Supplied material:
+ + +

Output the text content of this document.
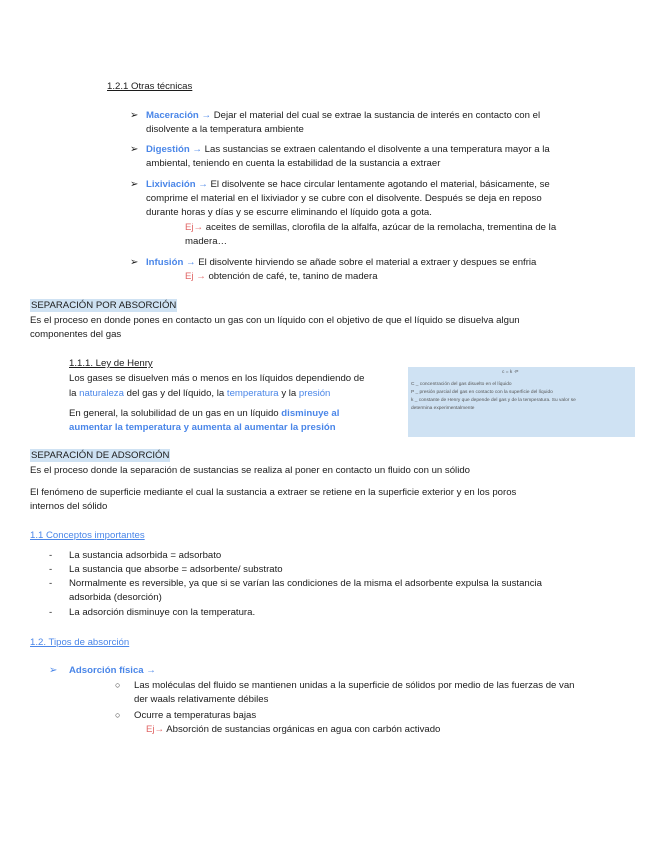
1.2.1 Otras técnicas
➢ Maceración → Dejar el material del cual se extrae la sustancia de interés en contacto con el
disolvente a la temperatura ambiente
➢ Digestión → Las sustancias se extraen calentando el disolvente a una temperatura mayor a la
ambiental, teniendo en cuenta la estabilidad de la sustancia a extraer
➢ Lixiviación → El disolvente se hace circular lentamente agotando el material, básicamente, se
comprime el material en el lixiviador y se cubre con el disolvente. Después se deja en reposo
durante horas y días y se escurre eliminando el líquido gota a gota.
Ej→ aceites de semillas, clorofila de la alfalfa, azúcar de la remolacha, trementina de la
madera…
➢ Infusión → El disolvente hirviendo se añade sobre el material a extraer y despues se enfria
Ej → obtención de café, te, tanino de madera
SEPARACIÓN POR ABSORCIÓN
Es el proceso en donde pones en contacto un gas con un líquido con el objetivo de que el líquido se disuelva algun
componentes del gas
1.1.1. Ley de Henry
Los gases se disuelven más o menos en los líquidos dependiendo de
la naturaleza del gas y del líquido, la temperatura y la presión
En general, la solubilidad de un gas en un líquido disminuye al
aumentar la temperatura y aumenta al aumentar la presión
c = k ·P
C _ concentración del gas disuelto en el líquido
P _ presión parcial del gas en contacto con la superficie del líquido
k _ constante de Henry que depende del gas y de la temperatura. Su valor se
determina experimentalmente
SEPARACIÓN DE ADSORCIÓN
Es el proceso donde la separación de sustancias se realiza al poner en contacto un fluido con un sólido
El fenómeno de superficie mediante el cual la sustancia a extraer se retiene en la superficie exterior y en los poros
internos del sólido
1.1 Conceptos importantes
- La sustancia adsorbida = adsorbato
- La sustancia que absorbe = adsorbente/ substrato
- Normalmente es reversible, ya que si se varían las condiciones de la misma el adsorbente expulsa la sustancia
adsorbida (desorción)
- La adsorción disminuye con la temperatura.
1.2. Tipos de absorción
➢ Adsorción física →
○ Las moléculas del fluido se mantienen unidas a la superficie de sólidos por medio de las fuerzas de van
der waals relativamente débiles
○ Ocurre a temperaturas bajas
Ej→ Absorción de sustancias orgánicas en agua con carbón activado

+ + +

Written exercise:
Skipping the pictures, transcribe each line above exactly as it appears.

Finished task:
Output the text content of this document.
1.2.1 Otras técnicas
➢ Maceración → Dejar el material del cual se extrae la sustancia de interés en contacto con el
disolvente a la temperatura ambiente
➢ Digestión → Las sustancias se extraen calentando el disolvente a una temperatura mayor a la
ambiental, teniendo en cuenta la estabilidad de la sustancia a extraer
➢ Lixiviación → El disolvente se hace circular lentamente agotando el material, básicamente, se
comprime el material en el lixiviador y se cubre con el disolvente. Después se deja en reposo
durante horas y días y se escurre eliminando el líquido gota a gota.
Ej→ aceites de semillas, clorofila de la alfalfa, azúcar de la remolacha, trementina de la
madera…
➢ Infusión → El disolvente hirviendo se añade sobre el material a extraer y despues se enfria
Ej → obtención de café, te, tanino de madera
SEPARACIÓN POR ABSORCIÓN
Es el proceso en donde pones en contacto un gas con un líquido con el objetivo de que el líquido se disuelva algun
componentes del gas
1.1.1. Ley de Henry
Los gases se disuelven más o menos en los líquidos dependiendo de
la naturaleza del gas y del líquido, la temperatura y la presión
En general, la solubilidad de un gas en un líquido disminuye al
aumentar la temperatura y aumenta al aumentar la presión
c = k ·P
C _ concentración del gas disuelto en el líquido
P _ presión parcial del gas en contacto con la superficie del líquido
k _ constante de Henry que depende del gas y de la temperatura. Su valor se
determina experimentalmente
SEPARACIÓN DE ADSORCIÓN
Es el proceso donde la separación de sustancias se realiza al poner en contacto un fluido con un sólido
El fenómeno de superficie mediante el cual la sustancia a extraer se retiene en la superficie exterior y en los poros
internos del sólido
1.1 Conceptos importantes
- La sustancia adsorbida = adsorbato
- La sustancia que absorbe = adsorbente/ substrato
- Normalmente es reversible, ya que si se varían las condiciones de la misma el adsorbente expulsa la sustancia
adsorbida (desorción)
- La adsorción disminuye con la temperatura.
1.2. Tipos de absorción
➢ Adsorción física →
○ Las moléculas del fluido se mantienen unidas a la superficie de sólidos por medio de las fuerzas de van
der waals relativamente débiles
○ Ocurre a temperaturas bajas
Ej→ Absorción de sustancias orgánicas en agua con carbón activado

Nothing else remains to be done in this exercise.